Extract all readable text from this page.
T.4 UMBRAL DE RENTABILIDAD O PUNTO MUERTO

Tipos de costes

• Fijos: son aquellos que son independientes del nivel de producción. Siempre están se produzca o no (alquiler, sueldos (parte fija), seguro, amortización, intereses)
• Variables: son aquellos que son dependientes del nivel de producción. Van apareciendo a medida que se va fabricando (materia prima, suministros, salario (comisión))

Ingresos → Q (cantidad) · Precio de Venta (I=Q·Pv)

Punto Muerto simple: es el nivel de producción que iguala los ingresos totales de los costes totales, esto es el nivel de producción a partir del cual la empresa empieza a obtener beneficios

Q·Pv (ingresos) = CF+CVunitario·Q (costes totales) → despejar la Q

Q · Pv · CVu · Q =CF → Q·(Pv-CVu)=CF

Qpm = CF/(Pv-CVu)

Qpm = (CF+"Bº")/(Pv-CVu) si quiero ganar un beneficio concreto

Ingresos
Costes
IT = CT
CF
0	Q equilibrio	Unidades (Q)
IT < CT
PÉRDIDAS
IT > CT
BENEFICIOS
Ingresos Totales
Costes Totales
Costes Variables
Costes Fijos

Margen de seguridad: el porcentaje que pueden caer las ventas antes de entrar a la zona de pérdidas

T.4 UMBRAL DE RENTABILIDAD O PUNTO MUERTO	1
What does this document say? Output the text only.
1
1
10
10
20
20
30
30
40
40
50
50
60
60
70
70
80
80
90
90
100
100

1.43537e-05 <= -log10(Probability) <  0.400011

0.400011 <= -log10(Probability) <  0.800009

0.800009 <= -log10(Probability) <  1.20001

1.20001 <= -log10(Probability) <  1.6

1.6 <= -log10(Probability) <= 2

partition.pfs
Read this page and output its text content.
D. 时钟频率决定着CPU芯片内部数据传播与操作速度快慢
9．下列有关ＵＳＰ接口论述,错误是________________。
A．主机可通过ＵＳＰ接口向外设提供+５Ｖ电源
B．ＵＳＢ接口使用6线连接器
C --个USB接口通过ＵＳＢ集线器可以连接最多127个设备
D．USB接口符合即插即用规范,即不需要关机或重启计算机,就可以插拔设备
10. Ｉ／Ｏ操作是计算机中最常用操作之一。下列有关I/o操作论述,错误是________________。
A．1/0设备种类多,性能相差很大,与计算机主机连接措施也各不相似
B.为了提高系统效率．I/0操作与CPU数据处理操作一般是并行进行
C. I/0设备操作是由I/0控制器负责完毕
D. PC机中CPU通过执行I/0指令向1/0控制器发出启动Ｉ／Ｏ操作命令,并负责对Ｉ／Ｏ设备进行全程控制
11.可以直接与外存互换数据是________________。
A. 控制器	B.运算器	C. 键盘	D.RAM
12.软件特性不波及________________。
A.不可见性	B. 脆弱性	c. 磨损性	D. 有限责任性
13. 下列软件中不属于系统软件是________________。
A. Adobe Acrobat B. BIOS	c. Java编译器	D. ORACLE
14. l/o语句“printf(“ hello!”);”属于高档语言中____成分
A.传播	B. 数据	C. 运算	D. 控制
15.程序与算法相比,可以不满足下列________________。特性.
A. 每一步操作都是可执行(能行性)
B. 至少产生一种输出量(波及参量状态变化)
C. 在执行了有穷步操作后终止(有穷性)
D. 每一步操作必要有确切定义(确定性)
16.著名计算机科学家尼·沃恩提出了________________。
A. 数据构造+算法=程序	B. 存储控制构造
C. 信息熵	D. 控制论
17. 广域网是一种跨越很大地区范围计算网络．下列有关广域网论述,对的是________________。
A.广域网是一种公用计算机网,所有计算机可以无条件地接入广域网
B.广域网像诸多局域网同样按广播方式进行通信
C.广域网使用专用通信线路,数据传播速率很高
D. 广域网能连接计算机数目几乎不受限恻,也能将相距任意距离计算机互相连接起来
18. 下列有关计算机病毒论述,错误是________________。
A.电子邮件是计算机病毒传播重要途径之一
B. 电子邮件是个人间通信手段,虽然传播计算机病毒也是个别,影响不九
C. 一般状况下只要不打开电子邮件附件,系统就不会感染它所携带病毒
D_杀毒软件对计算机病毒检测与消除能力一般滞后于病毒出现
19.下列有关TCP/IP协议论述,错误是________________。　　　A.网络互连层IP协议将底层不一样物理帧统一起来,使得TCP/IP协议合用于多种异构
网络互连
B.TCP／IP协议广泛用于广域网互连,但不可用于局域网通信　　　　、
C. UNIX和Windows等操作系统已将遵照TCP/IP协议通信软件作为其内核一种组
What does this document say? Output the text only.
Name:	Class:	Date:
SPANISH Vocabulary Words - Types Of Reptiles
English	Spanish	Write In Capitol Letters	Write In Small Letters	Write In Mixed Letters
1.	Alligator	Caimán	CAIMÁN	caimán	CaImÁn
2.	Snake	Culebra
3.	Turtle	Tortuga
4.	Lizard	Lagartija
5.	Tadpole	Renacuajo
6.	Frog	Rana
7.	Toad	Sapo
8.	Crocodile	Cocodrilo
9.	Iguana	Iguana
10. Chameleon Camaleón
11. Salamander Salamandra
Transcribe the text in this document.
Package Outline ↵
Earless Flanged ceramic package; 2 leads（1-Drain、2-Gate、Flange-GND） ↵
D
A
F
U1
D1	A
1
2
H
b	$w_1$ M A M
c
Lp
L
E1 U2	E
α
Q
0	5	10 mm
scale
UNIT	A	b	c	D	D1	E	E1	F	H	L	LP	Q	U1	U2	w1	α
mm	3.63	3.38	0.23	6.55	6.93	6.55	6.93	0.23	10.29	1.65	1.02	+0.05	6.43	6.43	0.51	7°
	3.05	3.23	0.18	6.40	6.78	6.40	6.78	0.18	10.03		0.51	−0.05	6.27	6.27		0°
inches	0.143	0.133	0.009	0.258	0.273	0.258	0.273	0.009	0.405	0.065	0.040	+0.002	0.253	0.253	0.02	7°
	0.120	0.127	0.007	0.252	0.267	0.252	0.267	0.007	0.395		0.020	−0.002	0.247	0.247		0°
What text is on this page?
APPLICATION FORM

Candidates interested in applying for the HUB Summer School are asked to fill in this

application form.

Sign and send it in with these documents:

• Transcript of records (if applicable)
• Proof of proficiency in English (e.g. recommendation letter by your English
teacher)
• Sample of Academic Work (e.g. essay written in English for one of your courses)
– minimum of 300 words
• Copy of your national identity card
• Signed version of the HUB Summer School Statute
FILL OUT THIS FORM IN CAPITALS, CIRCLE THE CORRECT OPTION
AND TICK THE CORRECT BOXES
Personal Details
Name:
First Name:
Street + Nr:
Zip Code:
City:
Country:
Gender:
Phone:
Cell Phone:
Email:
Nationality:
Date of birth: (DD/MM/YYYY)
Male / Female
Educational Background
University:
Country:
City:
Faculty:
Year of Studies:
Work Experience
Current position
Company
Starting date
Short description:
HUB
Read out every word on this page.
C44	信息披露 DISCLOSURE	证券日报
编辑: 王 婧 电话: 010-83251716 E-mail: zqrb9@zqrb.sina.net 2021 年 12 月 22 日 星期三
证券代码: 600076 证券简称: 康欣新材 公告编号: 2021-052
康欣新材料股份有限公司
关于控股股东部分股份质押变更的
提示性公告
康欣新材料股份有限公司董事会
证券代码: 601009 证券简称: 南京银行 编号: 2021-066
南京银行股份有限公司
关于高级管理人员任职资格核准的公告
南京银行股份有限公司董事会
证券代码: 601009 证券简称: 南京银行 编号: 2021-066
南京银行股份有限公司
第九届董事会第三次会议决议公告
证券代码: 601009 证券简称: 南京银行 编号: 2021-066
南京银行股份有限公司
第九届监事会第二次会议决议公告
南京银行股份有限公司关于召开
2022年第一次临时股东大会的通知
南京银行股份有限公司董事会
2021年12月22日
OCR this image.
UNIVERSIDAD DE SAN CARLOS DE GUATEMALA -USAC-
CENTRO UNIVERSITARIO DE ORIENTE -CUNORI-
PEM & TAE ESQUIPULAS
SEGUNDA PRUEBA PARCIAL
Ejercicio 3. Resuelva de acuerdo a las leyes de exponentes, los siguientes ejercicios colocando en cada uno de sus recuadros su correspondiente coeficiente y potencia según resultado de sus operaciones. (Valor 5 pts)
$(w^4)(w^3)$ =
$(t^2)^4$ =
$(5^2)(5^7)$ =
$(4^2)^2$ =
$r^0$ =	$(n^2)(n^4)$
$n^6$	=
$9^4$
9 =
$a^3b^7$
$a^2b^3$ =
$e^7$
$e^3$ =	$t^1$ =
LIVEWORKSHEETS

* * * * *

> [Stated problem]: Find all the lines containing "RENTABILIDAD" in the material, then copy them.

> [Answer to the task]:
T.4 UMBRAL DE RENTABILIDAD O PUNTO MUERTO
T.4 UMBRAL DE RENTABILIDAD O PUNTO MUERTO	1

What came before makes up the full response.